What is needed: Reproduce the records that follow in full, excluding any picture they contain.
::::::::
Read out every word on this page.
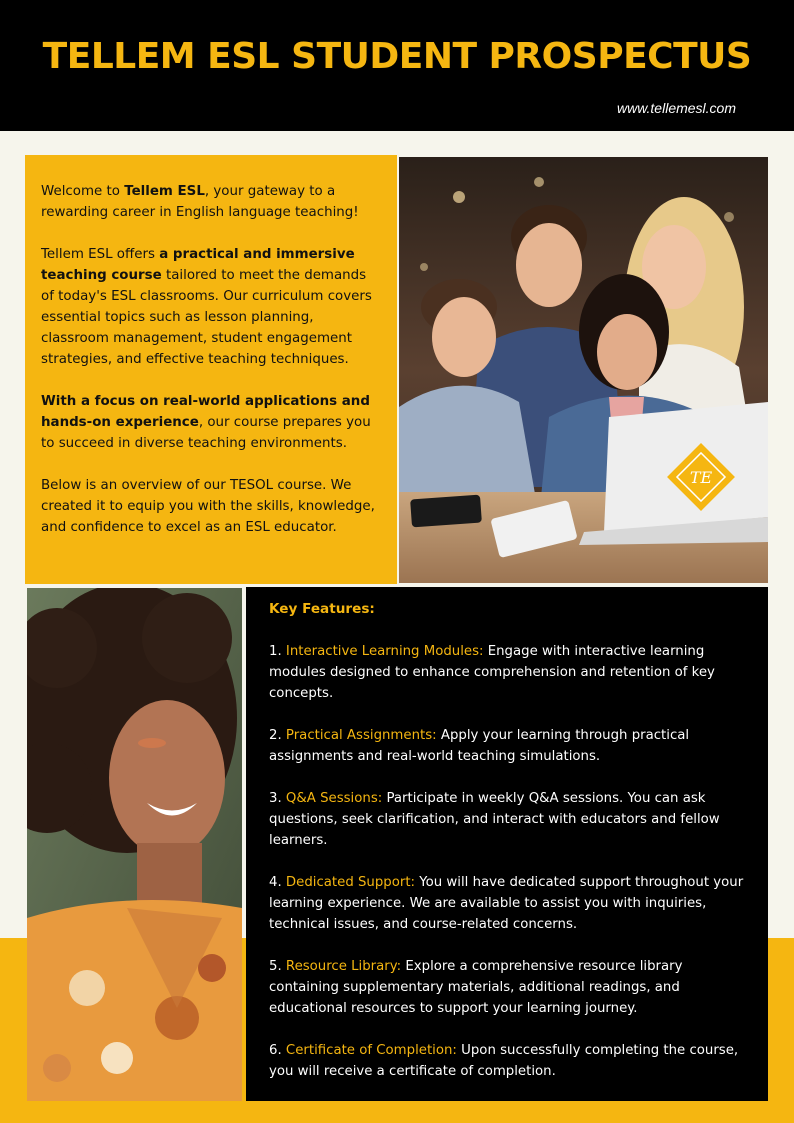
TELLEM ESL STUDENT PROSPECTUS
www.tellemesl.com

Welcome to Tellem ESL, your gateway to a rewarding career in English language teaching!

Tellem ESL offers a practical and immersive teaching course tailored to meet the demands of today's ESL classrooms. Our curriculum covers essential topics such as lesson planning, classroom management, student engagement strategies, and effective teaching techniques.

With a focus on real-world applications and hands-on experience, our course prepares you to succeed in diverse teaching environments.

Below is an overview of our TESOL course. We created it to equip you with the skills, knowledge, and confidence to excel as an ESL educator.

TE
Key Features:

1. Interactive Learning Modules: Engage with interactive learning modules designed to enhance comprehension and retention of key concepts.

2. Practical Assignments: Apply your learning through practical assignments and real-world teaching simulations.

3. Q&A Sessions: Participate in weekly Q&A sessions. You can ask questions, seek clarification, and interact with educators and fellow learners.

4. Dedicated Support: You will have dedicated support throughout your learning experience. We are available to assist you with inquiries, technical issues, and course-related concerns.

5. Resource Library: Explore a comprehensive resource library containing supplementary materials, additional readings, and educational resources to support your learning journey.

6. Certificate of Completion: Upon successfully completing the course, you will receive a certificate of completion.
::::::::
Written answer:
Read out every word on this page.
TELLEM ESL STUDENT PROSPECTUS
www.tellemesl.com

Welcome to Tellem ESL, your gateway to a rewarding career in English language teaching!

Tellem ESL offers a practical and immersive teaching course tailored to meet the demands of today's ESL classrooms. Our curriculum covers essential topics such as lesson planning, classroom management, student engagement strategies, and effective teaching techniques.

With a focus on real-world applications and hands-on experience, our course prepares you to succeed in diverse teaching environments.

Below is an overview of our TESOL course. We created it to equip you with the skills, knowledge, and confidence to excel as an ESL educator.

TE
Key Features:

1. Interactive Learning Modules: Engage with interactive learning modules designed to enhance comprehension and retention of key concepts.

2. Practical Assignments: Apply your learning through practical assignments and real-world teaching simulations.

3. Q&A Sessions: Participate in weekly Q&A sessions. You can ask questions, seek clarification, and interact with educators and fellow learners.

4. Dedicated Support: You will have dedicated support throughout your learning experience. We are available to assist you with inquiries, technical issues, and course-related concerns.

5. Resource Library: Explore a comprehensive resource library containing supplementary materials, additional readings, and educational resources to support your learning journey.

6. Certificate of Completion: Upon successfully completing the course, you will receive a certificate of completion.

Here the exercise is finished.